THE REQUEST ::
Copy out each line of the material below that holds the string "subtitle".
──────── ITEMS
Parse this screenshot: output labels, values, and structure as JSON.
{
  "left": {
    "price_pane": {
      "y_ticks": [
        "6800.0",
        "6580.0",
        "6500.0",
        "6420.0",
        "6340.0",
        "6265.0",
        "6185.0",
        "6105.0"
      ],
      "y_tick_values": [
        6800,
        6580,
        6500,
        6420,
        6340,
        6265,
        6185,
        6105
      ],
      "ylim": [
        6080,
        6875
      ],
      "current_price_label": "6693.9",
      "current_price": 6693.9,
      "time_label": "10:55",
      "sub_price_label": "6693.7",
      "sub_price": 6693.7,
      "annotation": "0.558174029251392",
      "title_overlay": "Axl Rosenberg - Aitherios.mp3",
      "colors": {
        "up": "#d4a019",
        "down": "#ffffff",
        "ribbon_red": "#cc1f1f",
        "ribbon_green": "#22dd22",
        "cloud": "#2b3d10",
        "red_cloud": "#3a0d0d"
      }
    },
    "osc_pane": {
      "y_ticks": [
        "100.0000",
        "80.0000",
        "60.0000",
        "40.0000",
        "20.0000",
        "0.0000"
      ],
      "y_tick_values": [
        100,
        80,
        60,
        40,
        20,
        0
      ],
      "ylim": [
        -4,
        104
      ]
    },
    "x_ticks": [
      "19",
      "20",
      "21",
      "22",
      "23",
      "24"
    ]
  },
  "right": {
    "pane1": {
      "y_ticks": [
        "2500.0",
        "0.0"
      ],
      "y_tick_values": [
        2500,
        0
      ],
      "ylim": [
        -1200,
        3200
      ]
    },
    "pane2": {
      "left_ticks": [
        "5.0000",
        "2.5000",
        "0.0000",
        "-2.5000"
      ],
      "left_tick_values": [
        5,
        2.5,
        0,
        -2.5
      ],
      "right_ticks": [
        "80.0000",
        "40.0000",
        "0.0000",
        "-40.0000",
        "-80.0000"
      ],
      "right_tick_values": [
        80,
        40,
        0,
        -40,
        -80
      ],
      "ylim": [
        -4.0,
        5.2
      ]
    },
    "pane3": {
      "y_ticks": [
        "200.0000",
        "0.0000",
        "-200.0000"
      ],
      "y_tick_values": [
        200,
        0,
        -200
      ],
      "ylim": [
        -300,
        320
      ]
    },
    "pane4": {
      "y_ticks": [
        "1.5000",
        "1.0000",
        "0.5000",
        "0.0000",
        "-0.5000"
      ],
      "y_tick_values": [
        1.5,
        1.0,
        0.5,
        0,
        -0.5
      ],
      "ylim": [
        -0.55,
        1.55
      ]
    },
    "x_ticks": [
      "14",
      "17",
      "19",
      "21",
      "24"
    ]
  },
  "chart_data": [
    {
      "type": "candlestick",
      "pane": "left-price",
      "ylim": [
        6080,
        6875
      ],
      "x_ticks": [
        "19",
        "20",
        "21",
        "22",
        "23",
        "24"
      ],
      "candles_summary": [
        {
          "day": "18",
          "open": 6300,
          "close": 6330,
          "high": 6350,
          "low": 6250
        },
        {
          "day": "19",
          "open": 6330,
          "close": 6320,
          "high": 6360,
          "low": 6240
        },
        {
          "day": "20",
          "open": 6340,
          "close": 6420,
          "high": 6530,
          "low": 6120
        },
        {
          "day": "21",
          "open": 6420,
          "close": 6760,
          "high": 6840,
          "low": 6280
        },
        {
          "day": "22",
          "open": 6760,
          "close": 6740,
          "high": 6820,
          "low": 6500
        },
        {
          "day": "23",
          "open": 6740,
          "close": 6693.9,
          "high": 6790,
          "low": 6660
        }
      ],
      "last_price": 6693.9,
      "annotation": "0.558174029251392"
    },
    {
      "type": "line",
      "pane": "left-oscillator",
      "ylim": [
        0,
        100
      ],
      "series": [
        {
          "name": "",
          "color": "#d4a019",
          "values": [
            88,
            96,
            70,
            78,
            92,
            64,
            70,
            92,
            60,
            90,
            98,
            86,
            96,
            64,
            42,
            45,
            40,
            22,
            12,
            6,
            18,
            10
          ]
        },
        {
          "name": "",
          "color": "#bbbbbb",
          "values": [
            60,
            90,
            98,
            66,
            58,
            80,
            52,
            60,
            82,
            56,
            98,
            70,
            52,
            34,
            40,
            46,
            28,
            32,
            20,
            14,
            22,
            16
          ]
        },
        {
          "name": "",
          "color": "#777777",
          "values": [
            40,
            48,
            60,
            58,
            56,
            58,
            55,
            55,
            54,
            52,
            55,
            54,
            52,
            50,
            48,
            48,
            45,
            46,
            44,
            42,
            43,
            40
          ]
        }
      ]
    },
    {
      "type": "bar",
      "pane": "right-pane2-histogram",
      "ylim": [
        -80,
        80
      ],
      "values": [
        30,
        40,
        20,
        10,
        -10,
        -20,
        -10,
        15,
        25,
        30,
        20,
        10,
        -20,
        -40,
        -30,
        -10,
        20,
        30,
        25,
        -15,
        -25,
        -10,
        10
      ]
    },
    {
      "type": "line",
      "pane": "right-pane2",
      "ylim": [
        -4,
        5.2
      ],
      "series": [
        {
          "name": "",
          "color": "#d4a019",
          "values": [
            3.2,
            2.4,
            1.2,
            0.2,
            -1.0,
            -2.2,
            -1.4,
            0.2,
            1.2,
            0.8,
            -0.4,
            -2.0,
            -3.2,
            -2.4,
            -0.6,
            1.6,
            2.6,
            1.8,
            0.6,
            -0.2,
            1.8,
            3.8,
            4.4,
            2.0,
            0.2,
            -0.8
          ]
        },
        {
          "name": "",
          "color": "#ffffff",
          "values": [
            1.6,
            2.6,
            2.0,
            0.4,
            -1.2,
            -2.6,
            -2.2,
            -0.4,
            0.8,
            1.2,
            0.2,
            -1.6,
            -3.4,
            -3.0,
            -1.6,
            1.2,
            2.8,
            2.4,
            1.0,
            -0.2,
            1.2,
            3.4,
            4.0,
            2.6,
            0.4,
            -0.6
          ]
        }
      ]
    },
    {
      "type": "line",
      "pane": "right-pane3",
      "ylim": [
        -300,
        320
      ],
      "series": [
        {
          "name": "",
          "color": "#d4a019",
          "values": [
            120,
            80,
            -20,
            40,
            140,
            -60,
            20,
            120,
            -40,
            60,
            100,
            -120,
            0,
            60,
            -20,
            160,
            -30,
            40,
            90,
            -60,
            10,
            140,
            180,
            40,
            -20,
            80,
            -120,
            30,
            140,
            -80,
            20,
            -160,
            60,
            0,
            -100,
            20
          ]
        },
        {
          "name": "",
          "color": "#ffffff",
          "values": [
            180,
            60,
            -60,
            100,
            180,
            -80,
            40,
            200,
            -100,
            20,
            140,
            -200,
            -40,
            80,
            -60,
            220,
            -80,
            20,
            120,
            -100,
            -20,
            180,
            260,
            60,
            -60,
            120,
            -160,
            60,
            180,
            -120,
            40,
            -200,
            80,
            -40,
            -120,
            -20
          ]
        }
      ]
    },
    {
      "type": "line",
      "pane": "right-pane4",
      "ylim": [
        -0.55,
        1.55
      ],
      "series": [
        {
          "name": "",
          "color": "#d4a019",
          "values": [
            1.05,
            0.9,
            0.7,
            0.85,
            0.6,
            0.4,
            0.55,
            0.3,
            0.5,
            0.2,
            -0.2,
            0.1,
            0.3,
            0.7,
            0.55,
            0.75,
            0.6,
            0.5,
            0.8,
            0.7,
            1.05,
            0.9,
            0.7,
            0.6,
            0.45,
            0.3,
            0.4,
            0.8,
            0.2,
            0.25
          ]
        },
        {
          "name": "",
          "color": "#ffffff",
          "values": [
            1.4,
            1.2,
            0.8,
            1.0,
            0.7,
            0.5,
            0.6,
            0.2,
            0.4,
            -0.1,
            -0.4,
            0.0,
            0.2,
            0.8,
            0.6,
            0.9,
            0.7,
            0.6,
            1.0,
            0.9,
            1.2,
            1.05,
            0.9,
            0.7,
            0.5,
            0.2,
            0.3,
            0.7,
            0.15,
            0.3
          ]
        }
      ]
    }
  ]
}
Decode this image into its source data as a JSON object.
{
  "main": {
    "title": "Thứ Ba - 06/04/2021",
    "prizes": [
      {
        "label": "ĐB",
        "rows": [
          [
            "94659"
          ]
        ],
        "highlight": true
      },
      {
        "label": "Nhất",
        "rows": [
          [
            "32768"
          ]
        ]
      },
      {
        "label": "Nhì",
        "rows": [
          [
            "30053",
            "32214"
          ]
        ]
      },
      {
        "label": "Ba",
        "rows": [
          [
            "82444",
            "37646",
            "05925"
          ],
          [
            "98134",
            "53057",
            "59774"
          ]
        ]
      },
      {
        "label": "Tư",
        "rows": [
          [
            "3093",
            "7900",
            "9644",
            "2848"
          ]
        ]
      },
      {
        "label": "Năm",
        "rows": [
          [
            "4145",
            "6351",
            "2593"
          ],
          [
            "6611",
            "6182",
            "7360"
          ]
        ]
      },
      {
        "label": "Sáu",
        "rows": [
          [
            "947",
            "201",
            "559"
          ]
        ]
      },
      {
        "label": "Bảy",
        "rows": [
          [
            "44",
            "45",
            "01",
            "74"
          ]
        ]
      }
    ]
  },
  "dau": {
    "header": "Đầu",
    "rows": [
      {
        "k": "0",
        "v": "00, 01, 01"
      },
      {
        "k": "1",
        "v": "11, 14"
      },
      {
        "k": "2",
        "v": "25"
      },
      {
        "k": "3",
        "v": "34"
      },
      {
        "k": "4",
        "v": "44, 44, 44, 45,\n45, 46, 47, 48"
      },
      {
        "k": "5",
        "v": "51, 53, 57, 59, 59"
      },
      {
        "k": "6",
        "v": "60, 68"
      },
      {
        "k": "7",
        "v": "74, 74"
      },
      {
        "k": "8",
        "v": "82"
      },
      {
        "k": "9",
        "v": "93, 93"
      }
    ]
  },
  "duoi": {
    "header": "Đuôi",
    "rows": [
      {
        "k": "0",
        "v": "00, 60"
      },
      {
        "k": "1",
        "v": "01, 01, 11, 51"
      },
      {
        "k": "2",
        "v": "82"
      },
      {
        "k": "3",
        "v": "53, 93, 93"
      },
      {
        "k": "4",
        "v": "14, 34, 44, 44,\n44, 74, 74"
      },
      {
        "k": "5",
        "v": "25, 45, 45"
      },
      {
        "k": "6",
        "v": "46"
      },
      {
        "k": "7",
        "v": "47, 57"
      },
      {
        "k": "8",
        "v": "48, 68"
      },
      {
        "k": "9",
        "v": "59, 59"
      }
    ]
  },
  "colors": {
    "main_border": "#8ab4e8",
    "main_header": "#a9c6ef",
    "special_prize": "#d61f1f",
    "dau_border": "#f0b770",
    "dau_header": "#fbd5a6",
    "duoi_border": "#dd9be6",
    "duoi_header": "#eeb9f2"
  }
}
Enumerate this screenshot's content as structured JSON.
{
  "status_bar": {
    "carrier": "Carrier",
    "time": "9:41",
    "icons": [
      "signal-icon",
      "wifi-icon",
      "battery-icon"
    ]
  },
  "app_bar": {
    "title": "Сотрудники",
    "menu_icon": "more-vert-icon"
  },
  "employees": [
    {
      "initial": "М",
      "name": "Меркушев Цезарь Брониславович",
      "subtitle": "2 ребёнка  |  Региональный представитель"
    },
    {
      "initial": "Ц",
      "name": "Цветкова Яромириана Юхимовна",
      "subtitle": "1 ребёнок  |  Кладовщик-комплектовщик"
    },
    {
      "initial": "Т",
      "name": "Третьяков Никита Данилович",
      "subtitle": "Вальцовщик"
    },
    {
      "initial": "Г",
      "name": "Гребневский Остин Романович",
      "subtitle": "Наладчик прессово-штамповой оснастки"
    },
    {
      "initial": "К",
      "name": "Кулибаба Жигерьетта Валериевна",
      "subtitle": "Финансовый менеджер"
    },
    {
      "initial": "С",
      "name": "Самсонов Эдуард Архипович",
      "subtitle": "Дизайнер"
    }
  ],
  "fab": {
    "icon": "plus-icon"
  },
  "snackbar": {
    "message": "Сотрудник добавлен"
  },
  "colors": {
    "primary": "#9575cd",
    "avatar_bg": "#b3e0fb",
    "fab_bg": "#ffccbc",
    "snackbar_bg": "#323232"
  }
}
────────────────
TASK SOLUTION ::
      "subtitle": "2 ребёнка  |  Региональный представитель"
      "subtitle": "1 ребёнок  |  Кладовщик-комплектовщик"
      "subtitle": "Вальцовщик"
      "subtitle": "Наладчик прессово-штамповой оснастки"
      "subtitle": "Финансовый менеджер"
      "subtitle": "Дизайнер"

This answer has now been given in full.